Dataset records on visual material
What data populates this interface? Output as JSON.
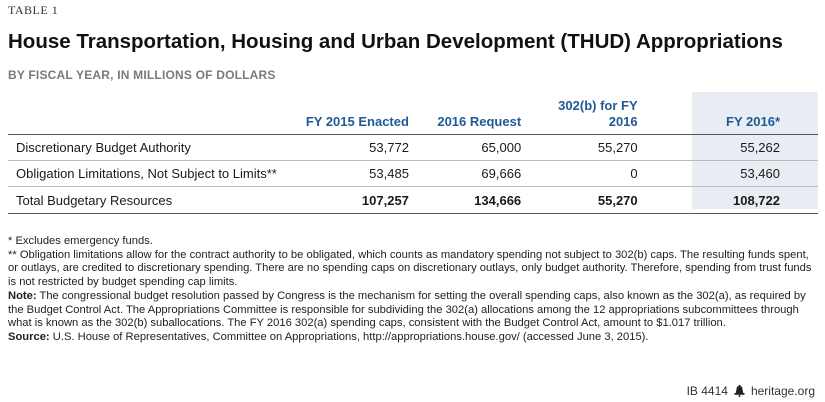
{
  "table_label": "TABLE 1",
  "title": "House Transportation, Housing and Urban Development (THUD) Appropriations",
  "subtitle": "BY FISCAL YEAR, IN MILLIONS OF DOLLARS",
  "columns": [
    "",
    "FY 2015 Enacted",
    "2016 Request",
    "302(b) for FY 2016",
    "FY 2016*"
  ],
  "rows": [
    {
      "label": "Discretionary Budget Authority",
      "values": [
        "53,772",
        "65,000",
        "55,270",
        "55,262"
      ]
    },
    {
      "label": "Obligation Limitations, Not Subject to Limits**",
      "values": [
        "53,485",
        "69,666",
        "0",
        "53,460"
      ]
    }
  ],
  "total": {
    "label": "Total Budgetary Resources",
    "values": [
      "107,257",
      "134,666",
      "55,270",
      "108,722"
    ]
  },
  "notes": {
    "footnote1": "* Excludes emergency funds.",
    "footnote2": "** Obligation limitations allow for the contract authority to be obligated, which counts as mandatory spending not subject to 302(b) caps. The resulting funds spent, or outlays, are credited to discretionary spending. There are no spending caps on discretionary outlays, only budget authority. Therefore, spending from trust funds is not restricted by budget spending cap limits.",
    "note_label": "Note:",
    "note_text": " The congressional budget resolution passed by Congress is the mechanism for setting the overall spending caps, also known as the 302(a), as required by the Budget Control Act. The Appropriations Committee is responsible for subdividing the 302(a) allocations among the 12 appropriations subcommittees through what is known as the 302(b) suballocations. The FY 2016 302(a) spending caps, consistent with the Budget Control Act, amount to $1.017 trillion.",
    "source_label": "Source:",
    "source_text": " U.S. House of Representatives, Committee on Appropriations, http://appropriations.house.gov/ (accessed June 3, 2015)."
  },
  "footer": {
    "id": "IB 4414",
    "site": "heritage.org"
  }
}
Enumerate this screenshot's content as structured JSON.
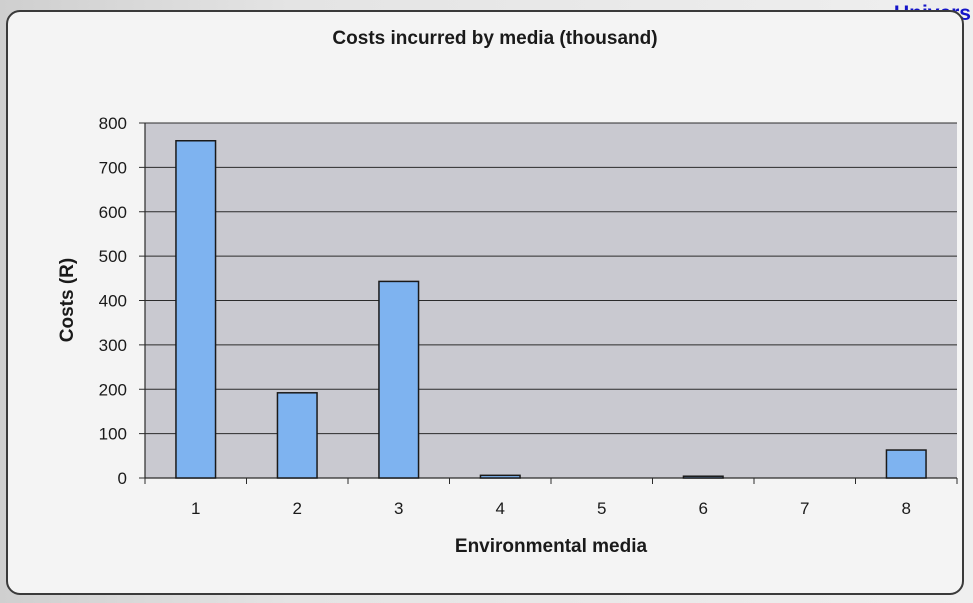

Exercise instructions - State the number of lines in the records that contain the string "JSON", and nothing more.

Solution for this task - 2